> [REQUIRED TASK]
List, from the lines below, each one with "professor" in it.

> [RAW RECORDS]
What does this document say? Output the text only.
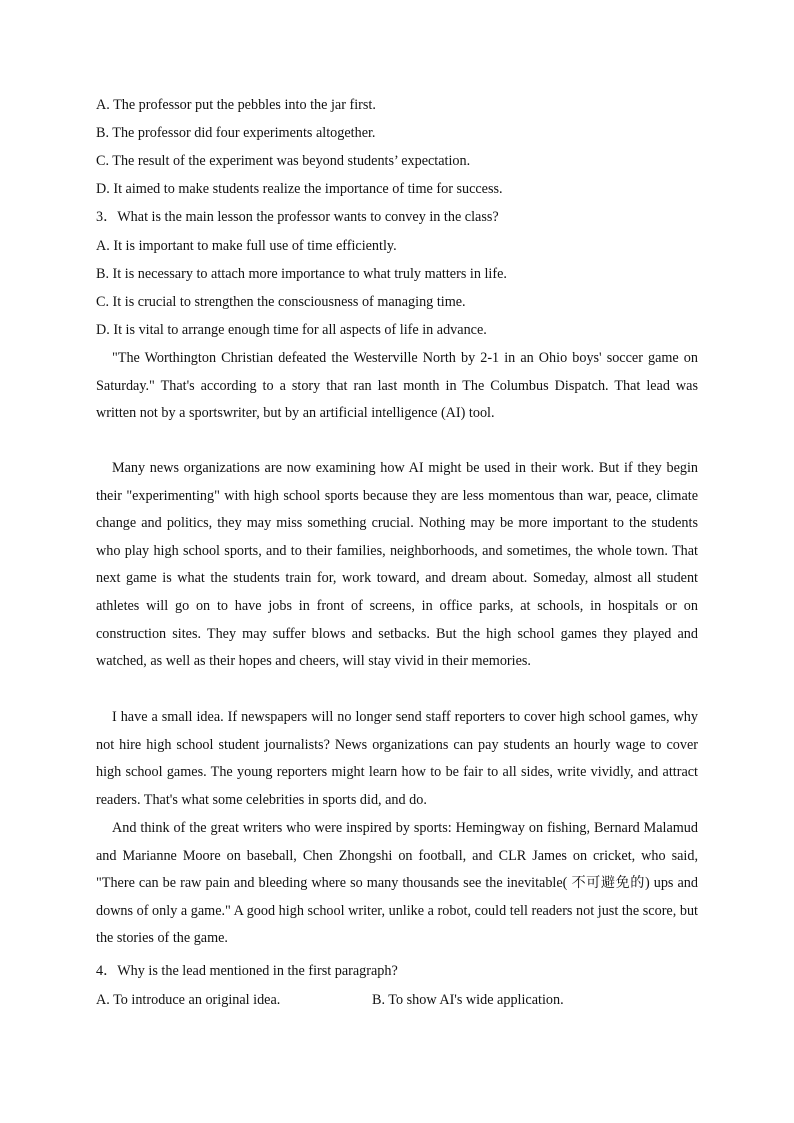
A. The professor put the pebbles into the jar first.
B. The professor did four experiments altogether.
C. The result of the experiment was beyond students’ expectation.
D. It aimed to make students realize the importance of time for success.
3．What is the main lesson the professor wants to convey in the class?
A. It is important to make full use of time efficiently.
B. It is necessary to attach more importance to what truly matters in life.
C. It is crucial to strengthen the consciousness of managing time.
D. It is vital to arrange enough time for all aspects of life in advance.

"The Worthington Christian defeated the Westerville North by 2-1 in an Ohio boys' soccer game on Saturday." That's according to a story that ran last month in The Columbus Dispatch. That lead was written not by a sportswriter, but by an artificial intelligence (AI) tool.

Many news organizations are now examining how AI might be used in their work. But if they begin their "experimenting" with high school sports because they are less momentous than war, peace, climate change and politics, they may miss something crucial. Nothing may be more important to the students who play high school sports, and to their families, neighborhoods, and sometimes, the whole town. That next game is what the students train for, work toward, and dream about. Someday, almost all student athletes will go on to have jobs in front of screens, in office parks, at schools, in hospitals or on construction sites. They may suffer blows and setbacks. But the high school games they played and watched, as well as their hopes and cheers, will stay vivid in their memories.

I have a small idea. If newspapers will no longer send staff reporters to cover high school games, why not hire high school student journalists? News organizations can pay students an hourly wage to cover high school games. The young reporters might learn how to be fair to all sides, write vividly, and attract readers. That's what some celebrities in sports did, and do.

And think of the great writers who were inspired by sports: Hemingway on fishing, Bernard Malamud and Marianne Moore on baseball, Chen Zhongshi on football, and CLR James on cricket, who said, "There can be raw pain and bleeding where so many thousands see the inevitable( 不可避免的) ups and downs of only a game." A good high school writer, unlike a robot, could tell readers not just the score, but the stories of the game.

4．Why is the lead mentioned in the first paragraph?
A. To introduce an original idea.	B. To show AI's wide application.
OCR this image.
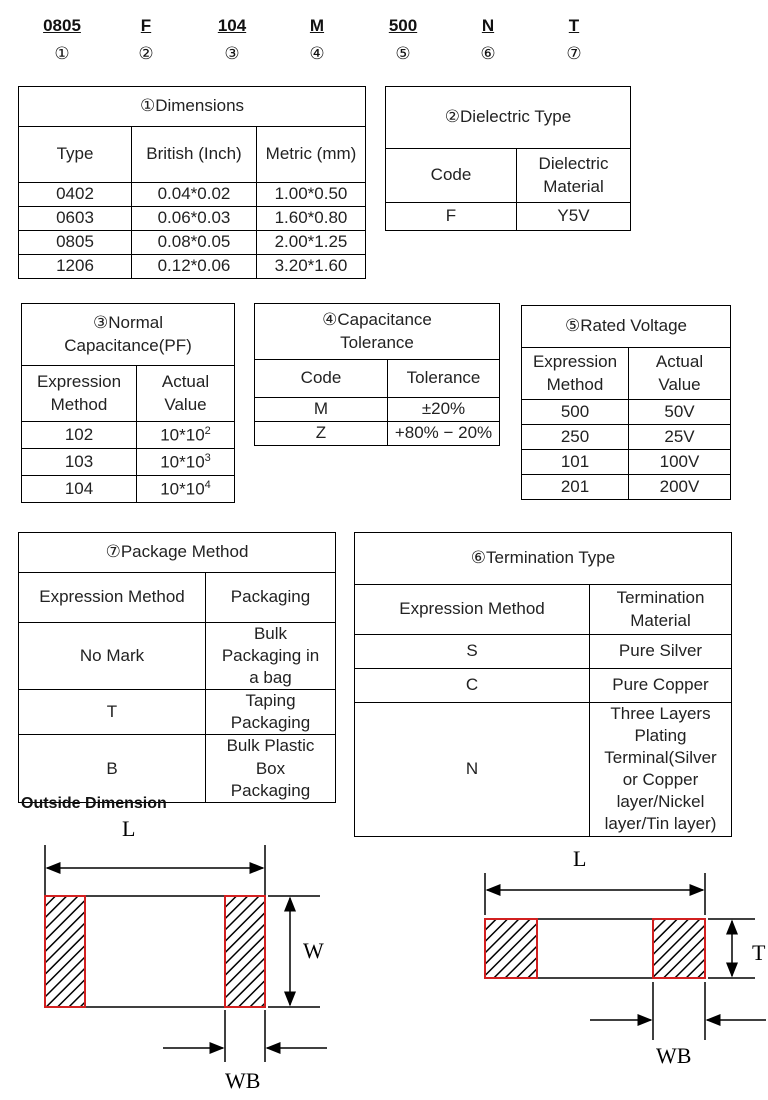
0805	F	104	M	500	N	T
①	②	③	④	⑤	⑥	⑦
①Dimensions		
Type	British (Inch)	Metric (mm)
0402	0.04*0.02	1.00*0.50
0603	0.06*0.03	1.60*0.80
0805	0.08*0.05	2.00*1.25
1206	0.12*0.06	3.20*1.60
②Dielectric Type	
Code	Dielectric Material
F	Y5V
③Normal Capacitance(PF)	
Expression Method	Actual Value
102	$10*10^2$
103	$10*10^3$
104	$10*10^4$
④Capacitance Tolerance	
Code	Tolerance
M	±20%
Z	+80% − 20%
⑤Rated Voltage	
Expression Method	Actual Value
500	50V
250	25V
101	100V
201	200V
⑦Package Method	
Expression Method	Packaging
No Mark	Bulk Packaging in a bag
T	Taping Packaging
B	Bulk Plastic Box Packaging
⑥Termination Type	
Expression Method	Termination Material
S	Pure Silver
C	Pure Copper
N	Three Layers Plating Terminal(Silver or Copper layer/Nickel layer/Tin layer)
Outside Dimension
L
W
WB
L
T
WB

> [SOLVED EXERCISE]
A. The professor put the pebbles into the jar first.
B. The professor did four experiments altogether.
3．What is the main lesson the professor wants to convey in the class?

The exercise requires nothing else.